[begin Data section]

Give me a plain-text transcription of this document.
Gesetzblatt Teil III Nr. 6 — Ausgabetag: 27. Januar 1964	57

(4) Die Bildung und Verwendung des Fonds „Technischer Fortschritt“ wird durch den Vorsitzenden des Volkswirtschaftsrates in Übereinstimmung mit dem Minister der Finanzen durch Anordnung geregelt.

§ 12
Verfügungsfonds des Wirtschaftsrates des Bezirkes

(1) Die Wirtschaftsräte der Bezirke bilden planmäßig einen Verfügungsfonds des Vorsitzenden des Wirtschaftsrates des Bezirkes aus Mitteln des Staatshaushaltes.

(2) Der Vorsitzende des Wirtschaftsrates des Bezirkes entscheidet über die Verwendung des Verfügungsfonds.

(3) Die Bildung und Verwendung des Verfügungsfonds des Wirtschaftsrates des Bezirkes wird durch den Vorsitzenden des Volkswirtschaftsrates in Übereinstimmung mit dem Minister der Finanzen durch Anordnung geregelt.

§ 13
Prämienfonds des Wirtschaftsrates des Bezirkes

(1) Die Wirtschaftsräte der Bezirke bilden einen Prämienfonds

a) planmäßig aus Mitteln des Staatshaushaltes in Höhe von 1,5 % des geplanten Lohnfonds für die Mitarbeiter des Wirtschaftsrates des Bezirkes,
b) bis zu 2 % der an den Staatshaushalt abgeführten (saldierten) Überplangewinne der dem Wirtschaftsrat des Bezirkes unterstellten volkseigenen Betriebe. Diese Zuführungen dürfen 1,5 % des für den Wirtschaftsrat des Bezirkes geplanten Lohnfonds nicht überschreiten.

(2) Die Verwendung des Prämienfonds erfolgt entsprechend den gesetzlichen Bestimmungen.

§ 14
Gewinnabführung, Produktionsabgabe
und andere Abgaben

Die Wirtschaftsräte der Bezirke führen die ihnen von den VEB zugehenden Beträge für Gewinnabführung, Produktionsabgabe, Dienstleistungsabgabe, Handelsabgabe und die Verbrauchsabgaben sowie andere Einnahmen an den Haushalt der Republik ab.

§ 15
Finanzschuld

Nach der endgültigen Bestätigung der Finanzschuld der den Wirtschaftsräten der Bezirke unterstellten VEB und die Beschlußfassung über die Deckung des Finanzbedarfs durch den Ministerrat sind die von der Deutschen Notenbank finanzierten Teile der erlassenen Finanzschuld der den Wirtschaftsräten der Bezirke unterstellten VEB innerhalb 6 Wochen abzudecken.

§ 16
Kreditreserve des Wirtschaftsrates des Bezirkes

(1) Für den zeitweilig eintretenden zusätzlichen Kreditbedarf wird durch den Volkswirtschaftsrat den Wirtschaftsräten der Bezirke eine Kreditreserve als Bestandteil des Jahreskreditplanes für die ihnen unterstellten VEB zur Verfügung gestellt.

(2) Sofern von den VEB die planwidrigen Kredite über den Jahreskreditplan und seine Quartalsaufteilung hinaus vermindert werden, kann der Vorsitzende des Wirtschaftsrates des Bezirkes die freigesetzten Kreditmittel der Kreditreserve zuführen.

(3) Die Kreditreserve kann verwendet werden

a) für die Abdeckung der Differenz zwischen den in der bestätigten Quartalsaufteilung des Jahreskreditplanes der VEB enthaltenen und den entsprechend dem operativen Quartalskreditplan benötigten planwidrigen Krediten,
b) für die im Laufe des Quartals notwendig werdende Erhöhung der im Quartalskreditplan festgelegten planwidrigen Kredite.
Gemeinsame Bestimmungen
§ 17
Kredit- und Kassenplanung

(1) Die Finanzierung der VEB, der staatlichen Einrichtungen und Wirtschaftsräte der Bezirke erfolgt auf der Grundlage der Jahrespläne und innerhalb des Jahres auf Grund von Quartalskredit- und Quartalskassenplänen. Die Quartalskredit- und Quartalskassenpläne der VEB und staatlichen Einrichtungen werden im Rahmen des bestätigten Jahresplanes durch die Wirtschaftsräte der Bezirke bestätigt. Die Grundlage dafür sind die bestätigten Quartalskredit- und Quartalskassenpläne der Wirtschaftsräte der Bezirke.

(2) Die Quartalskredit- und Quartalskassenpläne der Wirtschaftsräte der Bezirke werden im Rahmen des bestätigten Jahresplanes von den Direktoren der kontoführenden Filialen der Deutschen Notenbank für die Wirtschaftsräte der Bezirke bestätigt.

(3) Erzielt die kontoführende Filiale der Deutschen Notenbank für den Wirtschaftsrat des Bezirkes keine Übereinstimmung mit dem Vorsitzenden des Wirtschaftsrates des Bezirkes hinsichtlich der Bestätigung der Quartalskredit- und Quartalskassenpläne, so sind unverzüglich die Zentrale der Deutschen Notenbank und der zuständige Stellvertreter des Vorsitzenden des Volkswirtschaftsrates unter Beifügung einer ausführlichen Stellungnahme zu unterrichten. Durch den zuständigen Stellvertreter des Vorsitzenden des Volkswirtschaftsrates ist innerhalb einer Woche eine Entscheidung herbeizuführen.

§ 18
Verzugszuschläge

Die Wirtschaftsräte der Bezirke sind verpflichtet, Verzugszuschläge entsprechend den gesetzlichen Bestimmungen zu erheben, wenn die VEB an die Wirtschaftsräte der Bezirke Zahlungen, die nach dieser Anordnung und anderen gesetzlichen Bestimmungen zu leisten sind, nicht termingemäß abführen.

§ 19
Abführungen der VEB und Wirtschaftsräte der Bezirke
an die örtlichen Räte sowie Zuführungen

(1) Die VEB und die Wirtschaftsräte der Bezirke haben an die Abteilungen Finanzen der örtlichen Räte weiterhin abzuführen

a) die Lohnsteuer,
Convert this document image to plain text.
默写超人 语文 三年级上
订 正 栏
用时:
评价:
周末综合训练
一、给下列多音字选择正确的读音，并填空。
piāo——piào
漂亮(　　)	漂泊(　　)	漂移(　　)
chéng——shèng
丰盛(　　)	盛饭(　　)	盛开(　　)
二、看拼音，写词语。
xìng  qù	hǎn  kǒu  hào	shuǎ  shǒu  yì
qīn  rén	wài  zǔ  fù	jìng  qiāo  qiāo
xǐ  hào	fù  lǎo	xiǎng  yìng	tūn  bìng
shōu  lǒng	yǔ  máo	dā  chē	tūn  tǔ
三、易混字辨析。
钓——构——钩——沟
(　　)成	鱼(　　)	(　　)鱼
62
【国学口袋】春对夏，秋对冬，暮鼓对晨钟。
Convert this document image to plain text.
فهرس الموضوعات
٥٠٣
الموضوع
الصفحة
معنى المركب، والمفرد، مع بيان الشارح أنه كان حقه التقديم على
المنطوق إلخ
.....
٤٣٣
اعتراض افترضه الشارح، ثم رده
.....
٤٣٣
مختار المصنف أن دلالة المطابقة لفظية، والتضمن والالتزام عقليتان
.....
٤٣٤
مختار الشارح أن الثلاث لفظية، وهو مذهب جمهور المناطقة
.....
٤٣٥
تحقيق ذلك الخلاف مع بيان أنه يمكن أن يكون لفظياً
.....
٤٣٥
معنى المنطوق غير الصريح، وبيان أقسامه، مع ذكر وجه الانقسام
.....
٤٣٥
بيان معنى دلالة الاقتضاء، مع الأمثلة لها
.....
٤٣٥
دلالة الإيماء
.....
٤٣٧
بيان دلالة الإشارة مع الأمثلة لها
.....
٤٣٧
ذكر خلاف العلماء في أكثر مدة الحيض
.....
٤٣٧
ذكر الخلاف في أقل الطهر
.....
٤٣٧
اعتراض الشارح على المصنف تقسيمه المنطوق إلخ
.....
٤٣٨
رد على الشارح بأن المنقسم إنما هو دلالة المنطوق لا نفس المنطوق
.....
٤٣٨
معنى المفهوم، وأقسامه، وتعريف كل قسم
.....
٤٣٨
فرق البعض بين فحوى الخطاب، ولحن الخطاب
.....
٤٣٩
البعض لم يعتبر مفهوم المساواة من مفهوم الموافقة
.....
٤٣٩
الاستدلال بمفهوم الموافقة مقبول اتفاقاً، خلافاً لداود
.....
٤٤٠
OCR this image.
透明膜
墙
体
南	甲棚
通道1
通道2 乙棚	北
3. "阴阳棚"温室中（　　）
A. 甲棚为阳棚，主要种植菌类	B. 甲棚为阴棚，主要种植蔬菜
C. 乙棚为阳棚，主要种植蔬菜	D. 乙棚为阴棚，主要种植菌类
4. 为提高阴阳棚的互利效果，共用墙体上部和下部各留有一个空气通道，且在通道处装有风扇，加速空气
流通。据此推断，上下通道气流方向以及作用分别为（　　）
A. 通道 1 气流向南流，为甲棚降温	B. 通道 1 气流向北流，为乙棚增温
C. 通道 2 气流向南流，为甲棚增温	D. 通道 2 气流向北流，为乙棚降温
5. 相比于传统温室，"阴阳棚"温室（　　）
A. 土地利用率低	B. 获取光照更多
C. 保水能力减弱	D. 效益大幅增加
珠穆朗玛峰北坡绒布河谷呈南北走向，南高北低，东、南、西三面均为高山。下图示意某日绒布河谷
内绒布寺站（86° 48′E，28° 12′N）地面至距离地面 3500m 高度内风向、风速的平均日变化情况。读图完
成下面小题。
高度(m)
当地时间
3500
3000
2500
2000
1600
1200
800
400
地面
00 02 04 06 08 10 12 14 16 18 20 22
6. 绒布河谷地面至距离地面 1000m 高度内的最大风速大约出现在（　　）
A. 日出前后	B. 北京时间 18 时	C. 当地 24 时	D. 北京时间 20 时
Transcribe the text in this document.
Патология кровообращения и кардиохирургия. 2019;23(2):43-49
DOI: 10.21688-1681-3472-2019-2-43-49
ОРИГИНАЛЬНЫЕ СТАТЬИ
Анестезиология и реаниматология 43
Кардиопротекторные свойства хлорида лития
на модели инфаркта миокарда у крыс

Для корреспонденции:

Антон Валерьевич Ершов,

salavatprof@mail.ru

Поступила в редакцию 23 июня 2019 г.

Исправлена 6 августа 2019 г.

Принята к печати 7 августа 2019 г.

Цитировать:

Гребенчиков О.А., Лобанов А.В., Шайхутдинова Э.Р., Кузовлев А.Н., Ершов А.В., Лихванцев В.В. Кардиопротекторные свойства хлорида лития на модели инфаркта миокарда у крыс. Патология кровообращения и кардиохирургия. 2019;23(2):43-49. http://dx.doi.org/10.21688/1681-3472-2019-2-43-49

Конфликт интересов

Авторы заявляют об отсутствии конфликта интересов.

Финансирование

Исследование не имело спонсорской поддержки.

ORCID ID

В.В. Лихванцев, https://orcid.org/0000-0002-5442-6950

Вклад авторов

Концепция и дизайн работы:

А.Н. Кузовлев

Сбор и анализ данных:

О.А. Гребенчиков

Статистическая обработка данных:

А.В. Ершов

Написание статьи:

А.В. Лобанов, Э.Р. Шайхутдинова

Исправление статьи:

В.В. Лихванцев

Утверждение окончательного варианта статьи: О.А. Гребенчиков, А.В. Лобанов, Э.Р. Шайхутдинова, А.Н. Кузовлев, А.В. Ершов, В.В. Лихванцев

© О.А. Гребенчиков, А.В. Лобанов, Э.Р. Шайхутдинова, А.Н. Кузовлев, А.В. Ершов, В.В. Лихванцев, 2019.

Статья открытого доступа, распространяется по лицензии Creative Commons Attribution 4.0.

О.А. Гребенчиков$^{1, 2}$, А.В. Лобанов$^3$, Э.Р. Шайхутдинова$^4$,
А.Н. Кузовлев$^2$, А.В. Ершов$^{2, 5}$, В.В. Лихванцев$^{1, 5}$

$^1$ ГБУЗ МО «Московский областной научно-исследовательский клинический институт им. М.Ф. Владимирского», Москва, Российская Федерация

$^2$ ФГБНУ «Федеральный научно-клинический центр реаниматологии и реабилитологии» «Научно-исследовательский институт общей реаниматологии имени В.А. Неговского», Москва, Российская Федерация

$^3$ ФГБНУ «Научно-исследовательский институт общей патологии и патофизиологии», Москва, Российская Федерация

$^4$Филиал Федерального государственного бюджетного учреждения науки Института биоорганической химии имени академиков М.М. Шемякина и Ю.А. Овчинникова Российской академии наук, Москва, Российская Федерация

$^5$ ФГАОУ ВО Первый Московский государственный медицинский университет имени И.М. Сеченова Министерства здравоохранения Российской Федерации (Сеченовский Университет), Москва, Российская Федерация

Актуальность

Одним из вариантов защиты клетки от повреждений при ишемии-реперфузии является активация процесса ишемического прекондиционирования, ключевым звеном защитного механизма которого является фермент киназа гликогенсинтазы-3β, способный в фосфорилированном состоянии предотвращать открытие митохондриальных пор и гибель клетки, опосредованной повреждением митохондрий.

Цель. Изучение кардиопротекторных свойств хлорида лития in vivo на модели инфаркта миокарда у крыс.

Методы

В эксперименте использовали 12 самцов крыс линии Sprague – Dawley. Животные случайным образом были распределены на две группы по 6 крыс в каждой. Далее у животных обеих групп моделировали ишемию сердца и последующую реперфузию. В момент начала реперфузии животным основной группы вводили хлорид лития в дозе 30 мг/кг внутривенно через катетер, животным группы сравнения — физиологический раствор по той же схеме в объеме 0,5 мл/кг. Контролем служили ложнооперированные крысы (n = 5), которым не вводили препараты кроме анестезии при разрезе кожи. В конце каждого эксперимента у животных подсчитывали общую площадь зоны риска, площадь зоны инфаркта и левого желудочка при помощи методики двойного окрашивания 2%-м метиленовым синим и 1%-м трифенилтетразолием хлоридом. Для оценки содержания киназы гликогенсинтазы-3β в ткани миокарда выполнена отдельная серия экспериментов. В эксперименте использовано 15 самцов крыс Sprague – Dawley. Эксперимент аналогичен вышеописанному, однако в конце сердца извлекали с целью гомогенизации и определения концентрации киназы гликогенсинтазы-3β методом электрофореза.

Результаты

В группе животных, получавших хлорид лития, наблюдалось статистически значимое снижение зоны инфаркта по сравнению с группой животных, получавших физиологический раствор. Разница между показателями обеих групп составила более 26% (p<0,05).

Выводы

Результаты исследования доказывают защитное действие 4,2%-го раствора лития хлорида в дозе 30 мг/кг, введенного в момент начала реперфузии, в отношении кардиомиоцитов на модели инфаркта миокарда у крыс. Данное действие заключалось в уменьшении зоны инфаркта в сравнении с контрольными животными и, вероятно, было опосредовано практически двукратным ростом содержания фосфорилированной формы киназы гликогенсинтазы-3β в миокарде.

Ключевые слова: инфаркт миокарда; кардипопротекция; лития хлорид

[end Data section]

Task prompt:
Scan the listing above and copy all lines containing the word "الخلاف".

Complete output:
تحقيق ذلك الخلاف مع بيان أنه يمكن أن يكون لفظياً
ذكر الخلاف في أقل الطهر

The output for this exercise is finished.